■ AIM
Check each line of the entries below for the string "screenshot"; copy every line where it appears.

━━━

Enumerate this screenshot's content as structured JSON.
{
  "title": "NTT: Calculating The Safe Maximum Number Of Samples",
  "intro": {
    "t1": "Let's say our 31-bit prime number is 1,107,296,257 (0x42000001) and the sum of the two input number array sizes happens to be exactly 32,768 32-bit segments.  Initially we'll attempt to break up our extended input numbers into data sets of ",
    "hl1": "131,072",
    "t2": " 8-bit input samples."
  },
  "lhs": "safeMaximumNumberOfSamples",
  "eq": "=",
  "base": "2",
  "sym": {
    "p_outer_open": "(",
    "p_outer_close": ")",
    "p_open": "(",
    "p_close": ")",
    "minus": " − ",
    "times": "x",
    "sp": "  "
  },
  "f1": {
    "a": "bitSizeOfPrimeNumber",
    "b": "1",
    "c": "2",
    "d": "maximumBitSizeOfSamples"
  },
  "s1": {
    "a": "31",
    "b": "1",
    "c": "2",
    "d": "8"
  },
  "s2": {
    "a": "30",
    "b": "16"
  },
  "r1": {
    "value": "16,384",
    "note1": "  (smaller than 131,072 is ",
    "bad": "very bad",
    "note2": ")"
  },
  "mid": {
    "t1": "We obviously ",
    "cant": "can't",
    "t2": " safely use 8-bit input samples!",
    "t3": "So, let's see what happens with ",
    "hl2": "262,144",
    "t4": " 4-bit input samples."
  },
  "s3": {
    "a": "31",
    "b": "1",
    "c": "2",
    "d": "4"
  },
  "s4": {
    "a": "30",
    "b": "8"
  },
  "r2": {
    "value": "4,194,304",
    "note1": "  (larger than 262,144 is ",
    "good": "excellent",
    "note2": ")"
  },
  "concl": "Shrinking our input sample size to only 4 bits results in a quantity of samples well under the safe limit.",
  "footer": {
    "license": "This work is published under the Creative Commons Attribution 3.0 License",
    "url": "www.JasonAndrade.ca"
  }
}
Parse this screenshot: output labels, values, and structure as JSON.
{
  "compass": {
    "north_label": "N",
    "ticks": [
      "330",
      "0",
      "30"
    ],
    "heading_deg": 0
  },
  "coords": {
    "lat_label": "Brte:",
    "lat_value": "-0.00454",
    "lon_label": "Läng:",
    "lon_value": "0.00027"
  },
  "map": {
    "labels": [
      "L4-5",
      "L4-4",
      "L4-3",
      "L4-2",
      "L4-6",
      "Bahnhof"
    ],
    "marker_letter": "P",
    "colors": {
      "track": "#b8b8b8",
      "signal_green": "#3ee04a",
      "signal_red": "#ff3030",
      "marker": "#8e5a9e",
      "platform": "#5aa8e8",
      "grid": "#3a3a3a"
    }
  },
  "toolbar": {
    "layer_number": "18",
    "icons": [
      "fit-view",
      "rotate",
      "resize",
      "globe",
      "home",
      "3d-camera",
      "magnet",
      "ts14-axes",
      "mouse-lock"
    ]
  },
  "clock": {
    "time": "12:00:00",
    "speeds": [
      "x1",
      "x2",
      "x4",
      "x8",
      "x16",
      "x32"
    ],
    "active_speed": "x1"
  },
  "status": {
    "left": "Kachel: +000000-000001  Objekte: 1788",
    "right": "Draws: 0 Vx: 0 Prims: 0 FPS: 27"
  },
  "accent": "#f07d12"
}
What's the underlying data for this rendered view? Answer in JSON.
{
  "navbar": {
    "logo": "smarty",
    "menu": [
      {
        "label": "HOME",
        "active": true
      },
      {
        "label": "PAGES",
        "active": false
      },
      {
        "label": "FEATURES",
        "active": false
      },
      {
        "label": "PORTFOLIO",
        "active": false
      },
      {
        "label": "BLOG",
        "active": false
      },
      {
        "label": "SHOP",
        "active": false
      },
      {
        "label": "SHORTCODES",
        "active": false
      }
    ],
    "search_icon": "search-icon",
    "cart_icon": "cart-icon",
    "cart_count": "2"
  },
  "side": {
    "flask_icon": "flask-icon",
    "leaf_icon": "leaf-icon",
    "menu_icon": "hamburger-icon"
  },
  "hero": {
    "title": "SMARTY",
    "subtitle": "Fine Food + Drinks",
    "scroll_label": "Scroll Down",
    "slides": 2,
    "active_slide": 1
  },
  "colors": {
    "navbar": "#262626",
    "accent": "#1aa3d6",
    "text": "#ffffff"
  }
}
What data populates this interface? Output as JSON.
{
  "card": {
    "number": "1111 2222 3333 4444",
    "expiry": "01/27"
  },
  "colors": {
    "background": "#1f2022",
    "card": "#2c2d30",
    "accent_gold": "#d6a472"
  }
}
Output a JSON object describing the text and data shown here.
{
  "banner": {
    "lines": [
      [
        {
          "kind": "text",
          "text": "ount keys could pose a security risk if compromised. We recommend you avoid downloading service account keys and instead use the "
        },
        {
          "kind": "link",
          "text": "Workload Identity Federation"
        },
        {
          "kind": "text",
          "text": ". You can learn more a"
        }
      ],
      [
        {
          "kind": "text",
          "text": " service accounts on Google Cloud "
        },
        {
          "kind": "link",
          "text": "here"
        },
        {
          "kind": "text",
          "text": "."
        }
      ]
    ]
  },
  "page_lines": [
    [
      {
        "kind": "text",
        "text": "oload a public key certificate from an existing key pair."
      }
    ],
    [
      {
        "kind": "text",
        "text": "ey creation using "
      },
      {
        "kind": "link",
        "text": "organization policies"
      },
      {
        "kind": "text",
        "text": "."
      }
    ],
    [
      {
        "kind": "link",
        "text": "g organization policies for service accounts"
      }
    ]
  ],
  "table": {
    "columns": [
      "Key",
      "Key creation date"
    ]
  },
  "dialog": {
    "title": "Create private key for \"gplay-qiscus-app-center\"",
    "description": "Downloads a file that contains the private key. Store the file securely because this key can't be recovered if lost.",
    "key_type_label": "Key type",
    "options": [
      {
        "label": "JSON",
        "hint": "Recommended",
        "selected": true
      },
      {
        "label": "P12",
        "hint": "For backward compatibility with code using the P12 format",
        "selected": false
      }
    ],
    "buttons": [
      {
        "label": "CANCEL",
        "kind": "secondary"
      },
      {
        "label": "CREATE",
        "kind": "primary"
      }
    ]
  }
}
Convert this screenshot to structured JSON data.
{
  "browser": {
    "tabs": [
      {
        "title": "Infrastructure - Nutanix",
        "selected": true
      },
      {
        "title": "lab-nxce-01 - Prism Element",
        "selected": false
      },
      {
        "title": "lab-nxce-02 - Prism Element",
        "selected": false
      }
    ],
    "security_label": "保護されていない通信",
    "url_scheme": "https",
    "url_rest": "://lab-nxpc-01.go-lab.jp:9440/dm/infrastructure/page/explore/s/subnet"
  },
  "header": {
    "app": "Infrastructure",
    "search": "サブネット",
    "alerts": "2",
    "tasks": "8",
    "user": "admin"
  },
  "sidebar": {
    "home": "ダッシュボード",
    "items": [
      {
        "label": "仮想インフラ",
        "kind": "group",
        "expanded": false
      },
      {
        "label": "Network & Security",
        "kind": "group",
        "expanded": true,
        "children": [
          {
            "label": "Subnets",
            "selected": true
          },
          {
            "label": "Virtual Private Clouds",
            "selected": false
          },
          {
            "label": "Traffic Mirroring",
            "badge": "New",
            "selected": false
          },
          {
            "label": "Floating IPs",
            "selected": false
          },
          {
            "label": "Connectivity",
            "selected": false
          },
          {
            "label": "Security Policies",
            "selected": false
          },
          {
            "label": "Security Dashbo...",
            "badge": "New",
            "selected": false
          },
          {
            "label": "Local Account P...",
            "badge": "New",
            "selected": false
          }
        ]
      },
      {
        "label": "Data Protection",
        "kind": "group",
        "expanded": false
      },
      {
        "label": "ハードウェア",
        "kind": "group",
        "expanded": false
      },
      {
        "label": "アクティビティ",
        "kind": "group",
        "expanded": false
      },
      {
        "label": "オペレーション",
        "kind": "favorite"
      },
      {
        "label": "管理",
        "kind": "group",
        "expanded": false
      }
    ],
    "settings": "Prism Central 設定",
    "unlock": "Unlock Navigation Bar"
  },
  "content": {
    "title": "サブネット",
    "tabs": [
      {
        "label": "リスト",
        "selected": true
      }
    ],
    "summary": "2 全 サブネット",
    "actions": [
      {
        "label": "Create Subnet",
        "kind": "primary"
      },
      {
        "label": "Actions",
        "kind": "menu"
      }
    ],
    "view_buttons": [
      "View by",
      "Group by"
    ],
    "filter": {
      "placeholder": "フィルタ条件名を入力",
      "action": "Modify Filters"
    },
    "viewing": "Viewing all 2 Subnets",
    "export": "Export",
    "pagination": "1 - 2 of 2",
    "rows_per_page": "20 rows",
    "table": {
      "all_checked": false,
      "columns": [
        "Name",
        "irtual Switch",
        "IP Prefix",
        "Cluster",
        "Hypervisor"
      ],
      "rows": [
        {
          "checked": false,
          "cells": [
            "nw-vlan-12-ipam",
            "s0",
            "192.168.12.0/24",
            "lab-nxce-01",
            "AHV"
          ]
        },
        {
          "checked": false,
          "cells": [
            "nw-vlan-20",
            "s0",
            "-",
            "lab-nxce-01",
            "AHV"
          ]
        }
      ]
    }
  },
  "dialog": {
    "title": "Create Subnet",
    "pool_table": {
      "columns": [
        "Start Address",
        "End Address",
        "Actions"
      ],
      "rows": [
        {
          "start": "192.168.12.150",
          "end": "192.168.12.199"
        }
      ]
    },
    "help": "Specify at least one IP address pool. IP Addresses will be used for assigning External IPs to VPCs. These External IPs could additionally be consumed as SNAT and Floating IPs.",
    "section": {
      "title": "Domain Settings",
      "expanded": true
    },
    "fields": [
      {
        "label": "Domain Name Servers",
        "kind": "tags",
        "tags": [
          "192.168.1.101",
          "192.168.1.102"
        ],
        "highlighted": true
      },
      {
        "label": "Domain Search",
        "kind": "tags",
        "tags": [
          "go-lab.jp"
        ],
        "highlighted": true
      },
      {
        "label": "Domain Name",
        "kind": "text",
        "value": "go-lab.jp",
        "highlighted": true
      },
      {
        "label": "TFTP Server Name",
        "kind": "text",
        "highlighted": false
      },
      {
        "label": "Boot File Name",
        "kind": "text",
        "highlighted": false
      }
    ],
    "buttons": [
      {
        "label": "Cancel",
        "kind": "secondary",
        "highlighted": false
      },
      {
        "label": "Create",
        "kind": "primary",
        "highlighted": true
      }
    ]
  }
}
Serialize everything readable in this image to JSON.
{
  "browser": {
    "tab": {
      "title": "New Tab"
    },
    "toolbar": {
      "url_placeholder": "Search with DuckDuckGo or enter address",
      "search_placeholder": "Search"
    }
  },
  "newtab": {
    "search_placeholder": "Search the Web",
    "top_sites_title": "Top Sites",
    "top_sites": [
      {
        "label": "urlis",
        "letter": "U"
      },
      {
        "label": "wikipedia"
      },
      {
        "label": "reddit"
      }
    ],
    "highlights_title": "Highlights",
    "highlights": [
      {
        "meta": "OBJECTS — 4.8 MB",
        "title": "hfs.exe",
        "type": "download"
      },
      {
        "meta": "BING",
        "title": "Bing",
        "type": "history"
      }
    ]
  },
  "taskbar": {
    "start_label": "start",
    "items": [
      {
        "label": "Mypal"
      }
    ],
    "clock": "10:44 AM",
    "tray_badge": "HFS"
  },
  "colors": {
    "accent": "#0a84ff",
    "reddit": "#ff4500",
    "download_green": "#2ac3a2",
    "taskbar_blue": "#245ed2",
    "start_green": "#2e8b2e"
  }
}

━━━

■ TASK OUTPUT
Enumerate this screenshot's content as structured JSON.
Parse this screenshot: output labels, values, and structure as JSON.
Convert this screenshot to structured JSON data.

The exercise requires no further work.